Repeat every line exactly, keeping the pictures out of the copy.

═══

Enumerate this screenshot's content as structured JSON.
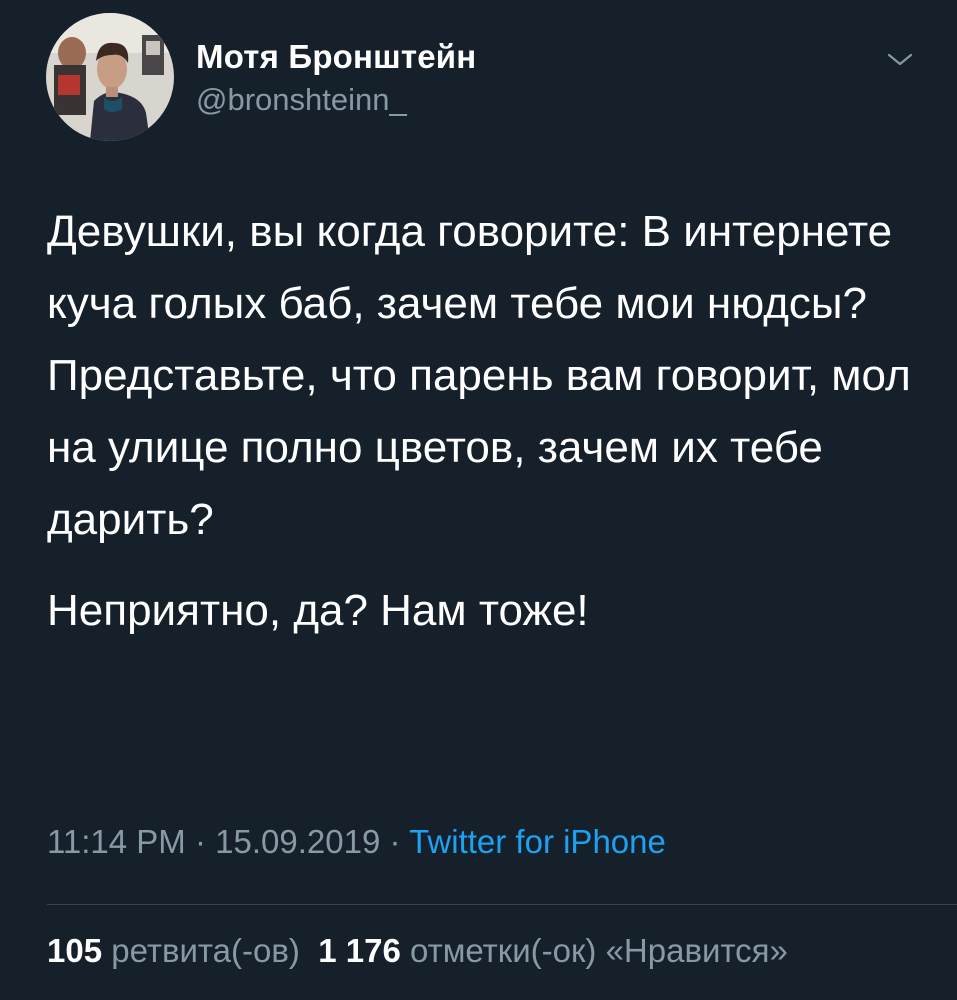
{
  "author": {
    "display_name": "Мотя Бронштейн",
    "handle": "@bronshteinn_"
  },
  "tweet": {
    "lines": [
      "Девушки, вы когда говорите: В интернете куча голых баб, зачем тебе мои нюдсы?",
      "Представьте, что парень вам говорит, мол на улице полно цветов, зачем их тебе дарить?",
      "Неприятно, да? Нам тоже!"
    ]
  },
  "meta": {
    "time": "11:14 PM",
    "separator": "·",
    "date": "15.09.2019",
    "source": "Twitter for iPhone"
  },
  "stats": {
    "retweets_count": "105",
    "retweets_label": "ретвита(-ов)",
    "likes_count": "1 176",
    "likes_label": "отметки(-ок) «Нравится»"
  },
  "icons": {
    "menu": "chevron-down-icon"
  },
  "colors": {
    "background": "#15202b",
    "text_primary": "#ffffff",
    "text_secondary": "#8899a6",
    "link": "#1da1f2",
    "divider": "#38444d"
  }
}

═══

**Full output**
Enumerate this screenshot's content as structured JSON.
{
  "author": {
    "display_name": "Мотя Бронштейн",
    "handle": "@bronshteinn_"
  },
  "tweet": {
    "lines": [
      "Девушки, вы когда говорите: В интернете куча голых баб, зачем тебе мои нюдсы?",
      "Представьте, что парень вам говорит, мол на улице полно цветов, зачем их тебе дарить?",
      "Неприятно, да? Нам тоже!"
    ]
  },
  "meta": {
    "time": "11:14 PM",
    "separator": "·",
    "date": "15.09.2019",
    "source": "Twitter for iPhone"
  },
  "stats": {
    "retweets_count": "105",
    "retweets_label": "ретвита(-ов)",
    "likes_count": "1 176",
    "likes_label": "отметки(-ок) «Нравится»"
  },
  "icons": {
    "menu": "chevron-down-icon"
  },
  "colors": {
    "background": "#15202b",
    "text_primary": "#ffffff",
    "text_secondary": "#8899a6",
    "link": "#1da1f2",
    "divider": "#38444d"
  }
}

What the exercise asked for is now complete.